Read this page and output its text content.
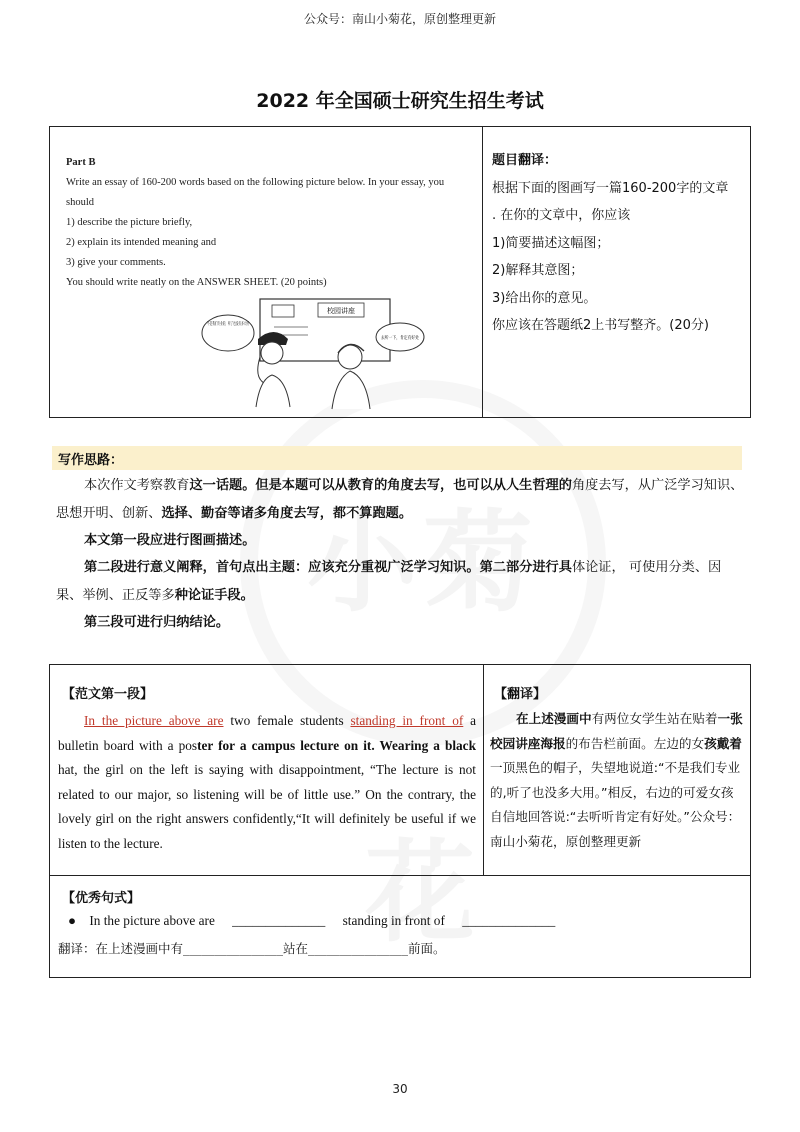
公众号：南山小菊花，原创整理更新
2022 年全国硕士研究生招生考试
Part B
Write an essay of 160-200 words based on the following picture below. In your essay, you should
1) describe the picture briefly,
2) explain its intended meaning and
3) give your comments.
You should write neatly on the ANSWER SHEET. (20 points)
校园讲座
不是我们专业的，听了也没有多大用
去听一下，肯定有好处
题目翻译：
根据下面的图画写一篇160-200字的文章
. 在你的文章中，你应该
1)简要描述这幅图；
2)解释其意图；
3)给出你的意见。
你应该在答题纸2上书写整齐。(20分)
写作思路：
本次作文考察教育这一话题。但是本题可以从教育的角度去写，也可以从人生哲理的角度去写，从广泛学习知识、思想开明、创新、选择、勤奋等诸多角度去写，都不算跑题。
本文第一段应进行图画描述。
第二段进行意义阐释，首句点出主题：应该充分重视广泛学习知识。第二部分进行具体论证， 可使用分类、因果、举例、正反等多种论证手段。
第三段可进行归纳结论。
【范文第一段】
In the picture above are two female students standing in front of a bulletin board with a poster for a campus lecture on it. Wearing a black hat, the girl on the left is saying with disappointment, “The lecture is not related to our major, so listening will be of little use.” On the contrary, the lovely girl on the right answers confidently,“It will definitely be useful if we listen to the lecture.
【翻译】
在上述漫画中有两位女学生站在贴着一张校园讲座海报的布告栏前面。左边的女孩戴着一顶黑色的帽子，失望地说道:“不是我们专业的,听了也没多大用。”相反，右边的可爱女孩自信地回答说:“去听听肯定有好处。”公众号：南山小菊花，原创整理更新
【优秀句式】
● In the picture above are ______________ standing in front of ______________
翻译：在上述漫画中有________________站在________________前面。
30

───

Identify the lines that contain the string "standing", and copy every one of them.

In the picture above are two female students standing in front of a bulletin board with a poster for a campus lecture on it. Wearing a black hat, the girl on the left is saying with disappointment, “The lecture is not related to our major, so listening will be of little use.” On the contrary, the lovely girl on the right answers confidently,“It will definitely be useful if we listen to the lecture.
● In the picture above are ______________ standing in front of ______________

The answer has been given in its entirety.